**DATA SHOWN:**
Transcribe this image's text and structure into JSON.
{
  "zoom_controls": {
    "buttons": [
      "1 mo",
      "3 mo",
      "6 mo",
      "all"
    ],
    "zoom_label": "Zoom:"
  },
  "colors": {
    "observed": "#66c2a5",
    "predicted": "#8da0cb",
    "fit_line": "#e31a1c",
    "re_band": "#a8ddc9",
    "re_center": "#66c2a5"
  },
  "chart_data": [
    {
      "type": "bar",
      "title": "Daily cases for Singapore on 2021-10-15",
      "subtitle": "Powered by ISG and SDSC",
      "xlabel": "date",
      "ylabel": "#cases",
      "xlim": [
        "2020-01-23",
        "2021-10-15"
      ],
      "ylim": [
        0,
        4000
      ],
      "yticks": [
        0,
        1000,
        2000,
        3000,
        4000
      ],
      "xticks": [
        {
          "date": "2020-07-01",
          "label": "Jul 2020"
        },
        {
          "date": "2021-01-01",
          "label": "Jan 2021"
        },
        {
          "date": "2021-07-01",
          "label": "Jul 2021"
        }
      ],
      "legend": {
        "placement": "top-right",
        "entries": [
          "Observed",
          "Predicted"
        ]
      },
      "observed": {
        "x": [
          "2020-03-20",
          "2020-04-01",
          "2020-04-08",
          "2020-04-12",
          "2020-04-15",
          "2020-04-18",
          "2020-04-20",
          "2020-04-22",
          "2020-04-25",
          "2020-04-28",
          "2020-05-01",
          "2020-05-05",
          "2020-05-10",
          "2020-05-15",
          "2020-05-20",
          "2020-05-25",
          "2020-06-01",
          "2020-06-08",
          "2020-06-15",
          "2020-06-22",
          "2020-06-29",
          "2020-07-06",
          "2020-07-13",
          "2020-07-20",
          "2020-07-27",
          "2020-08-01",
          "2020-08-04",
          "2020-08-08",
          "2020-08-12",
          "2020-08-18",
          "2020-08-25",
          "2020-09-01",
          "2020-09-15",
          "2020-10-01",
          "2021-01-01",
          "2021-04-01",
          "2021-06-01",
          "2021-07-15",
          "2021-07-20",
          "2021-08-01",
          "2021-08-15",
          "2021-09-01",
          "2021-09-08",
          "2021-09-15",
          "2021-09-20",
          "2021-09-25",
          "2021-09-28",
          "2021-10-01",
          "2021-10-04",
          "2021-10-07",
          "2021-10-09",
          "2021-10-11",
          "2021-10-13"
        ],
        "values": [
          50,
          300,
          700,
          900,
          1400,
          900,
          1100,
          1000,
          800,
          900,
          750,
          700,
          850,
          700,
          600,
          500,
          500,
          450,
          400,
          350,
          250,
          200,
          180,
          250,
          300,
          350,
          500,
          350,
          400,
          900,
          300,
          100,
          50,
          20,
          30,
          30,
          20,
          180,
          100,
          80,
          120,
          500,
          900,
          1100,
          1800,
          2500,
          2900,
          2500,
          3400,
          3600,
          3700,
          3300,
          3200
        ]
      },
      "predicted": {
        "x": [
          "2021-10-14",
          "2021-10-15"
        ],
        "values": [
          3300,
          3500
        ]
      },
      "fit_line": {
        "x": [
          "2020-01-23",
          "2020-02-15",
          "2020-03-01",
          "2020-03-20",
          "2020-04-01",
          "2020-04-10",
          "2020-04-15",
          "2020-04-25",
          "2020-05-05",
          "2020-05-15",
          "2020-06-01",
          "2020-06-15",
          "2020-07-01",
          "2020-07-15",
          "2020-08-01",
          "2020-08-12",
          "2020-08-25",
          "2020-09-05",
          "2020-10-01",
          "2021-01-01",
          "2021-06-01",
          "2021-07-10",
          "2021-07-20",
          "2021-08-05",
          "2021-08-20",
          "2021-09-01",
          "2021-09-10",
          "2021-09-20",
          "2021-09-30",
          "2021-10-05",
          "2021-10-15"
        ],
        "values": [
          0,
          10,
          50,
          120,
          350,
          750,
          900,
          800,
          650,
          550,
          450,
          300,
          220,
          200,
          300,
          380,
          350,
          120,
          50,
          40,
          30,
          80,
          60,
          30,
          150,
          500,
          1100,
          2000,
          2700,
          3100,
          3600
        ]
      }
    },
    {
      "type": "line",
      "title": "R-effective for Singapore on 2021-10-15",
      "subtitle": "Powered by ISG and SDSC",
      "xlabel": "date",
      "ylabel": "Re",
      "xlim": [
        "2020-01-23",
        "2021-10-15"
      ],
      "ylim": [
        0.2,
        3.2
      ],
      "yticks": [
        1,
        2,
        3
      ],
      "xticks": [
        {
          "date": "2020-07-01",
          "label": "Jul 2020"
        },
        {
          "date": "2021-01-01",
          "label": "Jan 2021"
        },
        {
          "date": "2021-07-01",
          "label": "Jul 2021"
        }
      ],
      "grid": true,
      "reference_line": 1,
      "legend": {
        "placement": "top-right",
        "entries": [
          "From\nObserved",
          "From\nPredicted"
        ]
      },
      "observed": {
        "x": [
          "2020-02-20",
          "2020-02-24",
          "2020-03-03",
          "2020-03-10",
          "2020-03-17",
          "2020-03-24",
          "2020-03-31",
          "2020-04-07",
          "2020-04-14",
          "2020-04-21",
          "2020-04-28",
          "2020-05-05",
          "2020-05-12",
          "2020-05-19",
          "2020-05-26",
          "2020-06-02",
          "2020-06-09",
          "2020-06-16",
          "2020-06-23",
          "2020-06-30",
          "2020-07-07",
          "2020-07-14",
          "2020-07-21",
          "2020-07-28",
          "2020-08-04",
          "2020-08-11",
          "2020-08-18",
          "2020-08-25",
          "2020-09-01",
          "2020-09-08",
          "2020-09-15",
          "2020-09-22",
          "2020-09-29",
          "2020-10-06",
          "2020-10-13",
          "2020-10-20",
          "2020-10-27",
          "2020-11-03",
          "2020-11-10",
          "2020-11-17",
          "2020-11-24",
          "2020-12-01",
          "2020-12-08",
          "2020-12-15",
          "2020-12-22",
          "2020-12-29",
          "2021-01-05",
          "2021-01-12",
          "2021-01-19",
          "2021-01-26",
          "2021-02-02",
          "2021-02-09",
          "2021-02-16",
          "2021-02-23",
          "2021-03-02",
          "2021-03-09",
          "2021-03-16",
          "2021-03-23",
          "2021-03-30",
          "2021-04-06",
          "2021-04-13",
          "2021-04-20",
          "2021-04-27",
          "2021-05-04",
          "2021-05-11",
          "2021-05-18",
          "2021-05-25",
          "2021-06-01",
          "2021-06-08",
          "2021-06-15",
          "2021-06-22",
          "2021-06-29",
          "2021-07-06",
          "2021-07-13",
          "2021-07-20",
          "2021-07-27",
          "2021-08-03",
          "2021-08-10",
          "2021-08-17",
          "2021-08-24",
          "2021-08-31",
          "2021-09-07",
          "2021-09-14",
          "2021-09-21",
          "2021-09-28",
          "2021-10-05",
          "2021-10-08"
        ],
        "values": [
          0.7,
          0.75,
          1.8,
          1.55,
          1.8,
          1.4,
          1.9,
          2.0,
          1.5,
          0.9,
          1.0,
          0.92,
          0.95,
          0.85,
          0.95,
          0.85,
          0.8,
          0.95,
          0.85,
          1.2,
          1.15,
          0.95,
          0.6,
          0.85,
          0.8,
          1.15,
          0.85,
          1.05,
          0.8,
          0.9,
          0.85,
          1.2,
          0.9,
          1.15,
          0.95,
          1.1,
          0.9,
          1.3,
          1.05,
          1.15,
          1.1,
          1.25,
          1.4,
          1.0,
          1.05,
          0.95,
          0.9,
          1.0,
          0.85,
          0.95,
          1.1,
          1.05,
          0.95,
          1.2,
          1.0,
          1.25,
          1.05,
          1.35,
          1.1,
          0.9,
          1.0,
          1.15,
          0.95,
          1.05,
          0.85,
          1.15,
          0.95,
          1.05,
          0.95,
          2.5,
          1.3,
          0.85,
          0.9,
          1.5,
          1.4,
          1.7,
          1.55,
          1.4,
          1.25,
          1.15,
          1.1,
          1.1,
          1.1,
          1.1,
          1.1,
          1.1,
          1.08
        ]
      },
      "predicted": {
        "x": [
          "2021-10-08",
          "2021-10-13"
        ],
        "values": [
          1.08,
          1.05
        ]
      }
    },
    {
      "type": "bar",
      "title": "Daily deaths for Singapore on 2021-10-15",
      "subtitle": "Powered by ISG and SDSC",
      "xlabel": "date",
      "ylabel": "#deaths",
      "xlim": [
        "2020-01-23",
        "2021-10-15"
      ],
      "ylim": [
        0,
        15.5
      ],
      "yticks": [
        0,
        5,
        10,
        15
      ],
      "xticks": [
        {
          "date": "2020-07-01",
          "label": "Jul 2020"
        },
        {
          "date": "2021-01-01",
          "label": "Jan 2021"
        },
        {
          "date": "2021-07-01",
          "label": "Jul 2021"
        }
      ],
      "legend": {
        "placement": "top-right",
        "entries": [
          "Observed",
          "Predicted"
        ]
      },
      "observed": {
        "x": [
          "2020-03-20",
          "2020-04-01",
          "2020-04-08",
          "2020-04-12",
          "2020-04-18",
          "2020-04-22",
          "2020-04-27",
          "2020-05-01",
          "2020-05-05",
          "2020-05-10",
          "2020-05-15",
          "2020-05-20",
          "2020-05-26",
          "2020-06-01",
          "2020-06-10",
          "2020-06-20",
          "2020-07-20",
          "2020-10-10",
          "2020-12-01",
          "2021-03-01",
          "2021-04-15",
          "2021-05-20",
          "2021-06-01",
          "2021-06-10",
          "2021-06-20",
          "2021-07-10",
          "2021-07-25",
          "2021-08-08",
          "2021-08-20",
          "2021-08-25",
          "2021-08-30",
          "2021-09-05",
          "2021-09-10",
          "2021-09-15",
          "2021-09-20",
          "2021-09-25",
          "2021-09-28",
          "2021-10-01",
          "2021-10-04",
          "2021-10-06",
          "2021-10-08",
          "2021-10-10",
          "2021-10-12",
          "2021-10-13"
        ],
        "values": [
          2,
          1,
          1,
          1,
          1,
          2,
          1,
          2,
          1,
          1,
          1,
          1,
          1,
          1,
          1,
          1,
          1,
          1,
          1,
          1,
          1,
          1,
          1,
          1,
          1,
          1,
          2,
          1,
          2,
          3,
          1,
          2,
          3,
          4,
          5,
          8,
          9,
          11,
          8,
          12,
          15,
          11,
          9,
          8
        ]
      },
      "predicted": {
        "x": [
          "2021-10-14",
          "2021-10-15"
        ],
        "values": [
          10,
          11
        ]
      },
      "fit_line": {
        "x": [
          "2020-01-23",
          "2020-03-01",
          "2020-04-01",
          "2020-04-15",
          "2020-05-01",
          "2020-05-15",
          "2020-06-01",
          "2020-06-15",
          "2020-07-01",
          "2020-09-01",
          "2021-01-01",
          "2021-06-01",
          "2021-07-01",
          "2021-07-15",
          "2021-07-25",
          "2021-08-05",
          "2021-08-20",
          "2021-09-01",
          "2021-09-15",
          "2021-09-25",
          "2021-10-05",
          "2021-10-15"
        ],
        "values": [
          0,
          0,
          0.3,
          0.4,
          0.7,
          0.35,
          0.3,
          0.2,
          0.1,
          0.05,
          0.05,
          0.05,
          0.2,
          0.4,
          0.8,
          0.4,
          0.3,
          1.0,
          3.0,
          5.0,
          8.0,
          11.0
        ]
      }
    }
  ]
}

**WORK TO COMPLETE:** Filter the entries down to the lines containing "Singapore". Copy each of those lines.

**RESPONSE:**
      "title": "Daily cases for Singapore on 2021-10-15",
      "title": "R-effective for Singapore on 2021-10-15",
      "title": "Daily deaths for Singapore on 2021-10-15",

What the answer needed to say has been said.